[EXERCISE DESCRIPTION]
Wherever a line holds the word "name", copy that line out.
begin EXTRACTED RECORDS
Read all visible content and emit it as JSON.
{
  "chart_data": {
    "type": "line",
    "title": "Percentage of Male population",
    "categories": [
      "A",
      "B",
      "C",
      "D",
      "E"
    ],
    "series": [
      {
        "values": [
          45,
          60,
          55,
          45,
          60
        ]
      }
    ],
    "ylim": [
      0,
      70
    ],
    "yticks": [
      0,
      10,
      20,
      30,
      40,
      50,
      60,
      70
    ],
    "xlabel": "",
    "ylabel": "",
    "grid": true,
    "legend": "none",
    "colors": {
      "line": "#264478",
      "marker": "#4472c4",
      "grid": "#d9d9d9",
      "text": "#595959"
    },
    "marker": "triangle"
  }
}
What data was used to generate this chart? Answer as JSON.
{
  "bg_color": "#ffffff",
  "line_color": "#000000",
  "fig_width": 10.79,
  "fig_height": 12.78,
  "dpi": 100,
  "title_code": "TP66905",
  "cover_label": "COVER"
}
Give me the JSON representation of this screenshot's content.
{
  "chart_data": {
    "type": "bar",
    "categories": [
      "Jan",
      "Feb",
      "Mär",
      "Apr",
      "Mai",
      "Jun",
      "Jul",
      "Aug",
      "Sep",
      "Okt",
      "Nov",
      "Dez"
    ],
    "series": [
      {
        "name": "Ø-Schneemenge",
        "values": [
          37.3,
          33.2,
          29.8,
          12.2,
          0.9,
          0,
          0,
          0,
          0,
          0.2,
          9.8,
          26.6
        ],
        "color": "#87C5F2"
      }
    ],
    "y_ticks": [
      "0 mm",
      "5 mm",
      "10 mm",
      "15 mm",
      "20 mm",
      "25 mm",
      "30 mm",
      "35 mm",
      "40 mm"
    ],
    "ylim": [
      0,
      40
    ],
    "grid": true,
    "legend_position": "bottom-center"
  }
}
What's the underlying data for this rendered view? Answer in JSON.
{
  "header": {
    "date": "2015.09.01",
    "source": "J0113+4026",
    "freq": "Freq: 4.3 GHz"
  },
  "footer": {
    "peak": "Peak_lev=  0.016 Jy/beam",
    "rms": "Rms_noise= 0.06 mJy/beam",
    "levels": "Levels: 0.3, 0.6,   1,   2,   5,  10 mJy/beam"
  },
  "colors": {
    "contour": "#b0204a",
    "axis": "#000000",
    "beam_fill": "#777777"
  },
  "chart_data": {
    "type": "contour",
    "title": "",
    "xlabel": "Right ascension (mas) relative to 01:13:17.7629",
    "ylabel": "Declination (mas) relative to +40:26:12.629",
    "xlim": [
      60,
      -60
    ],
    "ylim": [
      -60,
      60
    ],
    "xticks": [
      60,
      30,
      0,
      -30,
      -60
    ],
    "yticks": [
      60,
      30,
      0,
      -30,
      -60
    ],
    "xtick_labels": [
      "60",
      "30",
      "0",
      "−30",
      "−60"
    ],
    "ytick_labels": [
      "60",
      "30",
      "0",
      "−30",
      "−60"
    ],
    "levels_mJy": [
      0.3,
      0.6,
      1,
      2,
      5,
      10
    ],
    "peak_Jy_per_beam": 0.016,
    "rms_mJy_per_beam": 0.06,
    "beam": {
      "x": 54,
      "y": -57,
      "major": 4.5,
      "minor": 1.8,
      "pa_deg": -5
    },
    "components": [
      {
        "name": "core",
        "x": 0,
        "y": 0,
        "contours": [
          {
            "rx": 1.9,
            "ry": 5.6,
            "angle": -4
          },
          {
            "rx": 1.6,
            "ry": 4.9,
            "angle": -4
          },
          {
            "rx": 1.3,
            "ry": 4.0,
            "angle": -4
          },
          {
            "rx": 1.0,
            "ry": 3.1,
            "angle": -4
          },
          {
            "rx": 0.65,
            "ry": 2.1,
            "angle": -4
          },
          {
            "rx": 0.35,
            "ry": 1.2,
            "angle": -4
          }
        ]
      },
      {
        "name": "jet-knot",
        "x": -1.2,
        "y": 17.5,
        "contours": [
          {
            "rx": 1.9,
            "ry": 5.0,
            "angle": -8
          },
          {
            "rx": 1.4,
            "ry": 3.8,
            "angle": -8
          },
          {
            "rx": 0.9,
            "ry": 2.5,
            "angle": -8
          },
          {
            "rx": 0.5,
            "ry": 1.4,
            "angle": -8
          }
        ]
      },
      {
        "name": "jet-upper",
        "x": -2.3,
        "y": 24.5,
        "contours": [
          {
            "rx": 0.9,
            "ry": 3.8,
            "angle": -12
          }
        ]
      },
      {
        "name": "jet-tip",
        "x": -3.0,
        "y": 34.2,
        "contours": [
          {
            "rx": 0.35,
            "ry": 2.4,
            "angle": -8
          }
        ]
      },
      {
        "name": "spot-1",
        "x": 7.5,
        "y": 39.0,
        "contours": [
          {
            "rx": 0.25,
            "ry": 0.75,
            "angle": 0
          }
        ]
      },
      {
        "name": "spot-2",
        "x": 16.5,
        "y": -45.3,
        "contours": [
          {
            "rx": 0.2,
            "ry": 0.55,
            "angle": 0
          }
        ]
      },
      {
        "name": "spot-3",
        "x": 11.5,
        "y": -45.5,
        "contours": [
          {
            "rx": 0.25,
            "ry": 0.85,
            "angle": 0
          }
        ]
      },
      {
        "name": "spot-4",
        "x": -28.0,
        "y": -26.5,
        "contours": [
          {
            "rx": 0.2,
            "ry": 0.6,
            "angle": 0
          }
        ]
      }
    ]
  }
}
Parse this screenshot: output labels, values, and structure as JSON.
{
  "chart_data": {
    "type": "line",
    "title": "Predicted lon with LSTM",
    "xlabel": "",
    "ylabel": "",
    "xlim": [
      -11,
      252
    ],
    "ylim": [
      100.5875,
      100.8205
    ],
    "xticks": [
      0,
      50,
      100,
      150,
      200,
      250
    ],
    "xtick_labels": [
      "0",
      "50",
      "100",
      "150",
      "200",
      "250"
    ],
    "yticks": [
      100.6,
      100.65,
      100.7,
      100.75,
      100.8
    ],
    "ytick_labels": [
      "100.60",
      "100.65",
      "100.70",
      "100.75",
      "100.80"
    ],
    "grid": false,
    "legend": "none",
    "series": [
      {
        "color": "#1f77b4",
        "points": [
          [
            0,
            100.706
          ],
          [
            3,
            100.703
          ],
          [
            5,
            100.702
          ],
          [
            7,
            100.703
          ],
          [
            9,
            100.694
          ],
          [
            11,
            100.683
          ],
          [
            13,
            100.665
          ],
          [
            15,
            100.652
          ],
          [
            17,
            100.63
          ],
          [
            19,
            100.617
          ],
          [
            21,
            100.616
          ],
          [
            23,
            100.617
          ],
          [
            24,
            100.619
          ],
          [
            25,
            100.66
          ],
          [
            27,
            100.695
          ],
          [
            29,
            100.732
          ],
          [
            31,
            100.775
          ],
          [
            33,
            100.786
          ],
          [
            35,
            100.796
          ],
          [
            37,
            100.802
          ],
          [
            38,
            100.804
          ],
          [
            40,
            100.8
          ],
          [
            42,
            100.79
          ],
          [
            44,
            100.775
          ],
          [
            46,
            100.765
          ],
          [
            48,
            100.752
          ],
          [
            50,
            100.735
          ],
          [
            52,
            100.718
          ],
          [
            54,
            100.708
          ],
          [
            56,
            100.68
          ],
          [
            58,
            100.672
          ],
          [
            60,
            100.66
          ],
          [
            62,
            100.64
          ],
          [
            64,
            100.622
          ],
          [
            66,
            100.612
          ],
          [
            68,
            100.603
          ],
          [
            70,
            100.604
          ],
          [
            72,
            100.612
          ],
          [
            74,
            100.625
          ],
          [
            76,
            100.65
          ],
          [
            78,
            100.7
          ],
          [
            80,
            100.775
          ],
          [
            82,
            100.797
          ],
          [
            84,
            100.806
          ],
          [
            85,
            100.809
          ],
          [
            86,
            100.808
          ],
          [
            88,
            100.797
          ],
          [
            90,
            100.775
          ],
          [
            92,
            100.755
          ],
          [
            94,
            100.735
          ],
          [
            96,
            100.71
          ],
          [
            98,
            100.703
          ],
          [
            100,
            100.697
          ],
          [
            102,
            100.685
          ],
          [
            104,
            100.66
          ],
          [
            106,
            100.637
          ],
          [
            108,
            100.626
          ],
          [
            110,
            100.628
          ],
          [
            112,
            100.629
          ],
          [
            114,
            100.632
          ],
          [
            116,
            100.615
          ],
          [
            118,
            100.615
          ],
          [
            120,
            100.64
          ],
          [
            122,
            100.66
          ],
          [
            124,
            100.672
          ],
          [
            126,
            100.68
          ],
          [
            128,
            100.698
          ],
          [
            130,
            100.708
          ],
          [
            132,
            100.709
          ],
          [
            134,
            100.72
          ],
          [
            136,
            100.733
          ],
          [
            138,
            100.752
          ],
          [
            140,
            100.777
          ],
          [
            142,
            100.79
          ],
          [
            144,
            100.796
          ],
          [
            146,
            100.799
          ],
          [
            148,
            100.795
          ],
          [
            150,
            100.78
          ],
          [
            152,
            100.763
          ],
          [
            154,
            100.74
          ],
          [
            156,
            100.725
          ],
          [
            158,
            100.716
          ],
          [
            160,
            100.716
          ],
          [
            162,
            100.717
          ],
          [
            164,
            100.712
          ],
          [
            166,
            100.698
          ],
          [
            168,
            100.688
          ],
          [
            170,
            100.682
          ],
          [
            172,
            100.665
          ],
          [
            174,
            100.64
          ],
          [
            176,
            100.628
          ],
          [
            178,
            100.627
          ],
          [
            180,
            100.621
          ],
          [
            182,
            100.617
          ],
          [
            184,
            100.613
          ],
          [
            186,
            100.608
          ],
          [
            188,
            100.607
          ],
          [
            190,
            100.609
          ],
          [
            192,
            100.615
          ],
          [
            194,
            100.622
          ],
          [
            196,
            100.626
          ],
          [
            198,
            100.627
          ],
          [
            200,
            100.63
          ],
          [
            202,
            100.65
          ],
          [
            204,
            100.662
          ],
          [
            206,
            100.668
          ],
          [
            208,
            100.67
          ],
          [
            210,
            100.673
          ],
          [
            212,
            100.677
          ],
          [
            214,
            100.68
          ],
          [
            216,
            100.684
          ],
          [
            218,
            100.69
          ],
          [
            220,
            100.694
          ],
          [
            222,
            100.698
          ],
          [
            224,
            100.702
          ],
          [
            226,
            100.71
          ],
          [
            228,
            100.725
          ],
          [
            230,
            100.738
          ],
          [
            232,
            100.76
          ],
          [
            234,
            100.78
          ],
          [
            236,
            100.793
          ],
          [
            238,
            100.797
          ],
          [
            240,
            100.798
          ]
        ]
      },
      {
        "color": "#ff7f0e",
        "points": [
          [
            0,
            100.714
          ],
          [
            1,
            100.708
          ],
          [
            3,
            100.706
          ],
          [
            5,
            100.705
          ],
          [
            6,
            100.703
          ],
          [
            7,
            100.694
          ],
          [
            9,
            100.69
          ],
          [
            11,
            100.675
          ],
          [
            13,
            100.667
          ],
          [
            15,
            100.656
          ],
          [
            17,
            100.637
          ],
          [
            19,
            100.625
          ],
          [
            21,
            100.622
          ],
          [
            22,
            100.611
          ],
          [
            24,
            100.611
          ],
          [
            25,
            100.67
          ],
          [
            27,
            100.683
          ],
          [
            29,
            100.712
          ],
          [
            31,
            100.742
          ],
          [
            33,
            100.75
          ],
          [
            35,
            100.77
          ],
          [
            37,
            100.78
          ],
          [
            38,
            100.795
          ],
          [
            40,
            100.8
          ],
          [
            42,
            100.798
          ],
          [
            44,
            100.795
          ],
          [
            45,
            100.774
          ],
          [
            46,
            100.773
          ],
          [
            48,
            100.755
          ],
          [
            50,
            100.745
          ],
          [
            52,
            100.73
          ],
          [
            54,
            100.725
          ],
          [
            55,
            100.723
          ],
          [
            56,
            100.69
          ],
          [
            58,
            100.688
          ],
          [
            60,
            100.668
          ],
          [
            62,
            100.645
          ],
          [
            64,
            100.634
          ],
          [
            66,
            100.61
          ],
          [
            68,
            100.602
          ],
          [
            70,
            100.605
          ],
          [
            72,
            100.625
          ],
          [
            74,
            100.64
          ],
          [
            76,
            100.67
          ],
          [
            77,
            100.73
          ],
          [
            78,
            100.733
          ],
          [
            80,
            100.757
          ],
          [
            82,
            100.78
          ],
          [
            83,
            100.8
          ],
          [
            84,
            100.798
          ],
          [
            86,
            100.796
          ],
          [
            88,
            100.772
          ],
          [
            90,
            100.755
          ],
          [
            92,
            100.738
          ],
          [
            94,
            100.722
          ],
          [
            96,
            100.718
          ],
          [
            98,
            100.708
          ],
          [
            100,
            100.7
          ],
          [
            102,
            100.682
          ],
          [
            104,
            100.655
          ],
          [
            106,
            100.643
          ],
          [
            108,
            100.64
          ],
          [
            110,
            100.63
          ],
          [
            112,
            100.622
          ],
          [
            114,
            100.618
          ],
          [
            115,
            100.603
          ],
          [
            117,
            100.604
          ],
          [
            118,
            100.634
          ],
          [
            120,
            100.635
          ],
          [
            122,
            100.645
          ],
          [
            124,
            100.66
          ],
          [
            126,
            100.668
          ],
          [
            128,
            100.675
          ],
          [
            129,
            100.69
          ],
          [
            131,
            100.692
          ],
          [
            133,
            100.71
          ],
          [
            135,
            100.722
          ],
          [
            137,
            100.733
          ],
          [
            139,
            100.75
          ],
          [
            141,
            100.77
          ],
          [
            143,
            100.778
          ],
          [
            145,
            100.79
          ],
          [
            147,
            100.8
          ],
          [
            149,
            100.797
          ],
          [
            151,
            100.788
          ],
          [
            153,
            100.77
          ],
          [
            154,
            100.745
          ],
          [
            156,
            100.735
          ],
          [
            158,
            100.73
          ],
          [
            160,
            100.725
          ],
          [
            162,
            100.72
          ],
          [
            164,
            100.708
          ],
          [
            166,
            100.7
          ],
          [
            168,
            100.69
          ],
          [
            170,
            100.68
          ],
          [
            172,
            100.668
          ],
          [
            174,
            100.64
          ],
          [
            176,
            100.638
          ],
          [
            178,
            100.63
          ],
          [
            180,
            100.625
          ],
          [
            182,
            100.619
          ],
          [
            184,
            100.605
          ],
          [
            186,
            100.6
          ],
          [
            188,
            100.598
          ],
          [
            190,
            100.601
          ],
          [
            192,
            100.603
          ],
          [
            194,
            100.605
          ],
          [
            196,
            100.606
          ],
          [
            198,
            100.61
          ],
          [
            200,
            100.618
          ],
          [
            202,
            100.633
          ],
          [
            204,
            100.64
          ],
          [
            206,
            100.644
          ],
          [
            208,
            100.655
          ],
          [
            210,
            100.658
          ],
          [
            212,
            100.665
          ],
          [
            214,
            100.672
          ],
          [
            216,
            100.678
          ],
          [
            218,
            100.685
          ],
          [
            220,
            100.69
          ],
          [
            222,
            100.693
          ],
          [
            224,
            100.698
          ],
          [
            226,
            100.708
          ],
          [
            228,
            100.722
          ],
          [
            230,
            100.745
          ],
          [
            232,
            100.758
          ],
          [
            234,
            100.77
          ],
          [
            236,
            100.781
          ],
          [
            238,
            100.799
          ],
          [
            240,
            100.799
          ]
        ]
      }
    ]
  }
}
end EXTRACTED RECORDS
[REPLY]
        "name": "Ø-Schneemenge",
        "name": "core",
        "name": "jet-knot",
        "name": "jet-upper",
        "name": "jet-tip",
        "name": "spot-1",
        "name": "spot-2",
        "name": "spot-3",
        "name": "spot-4",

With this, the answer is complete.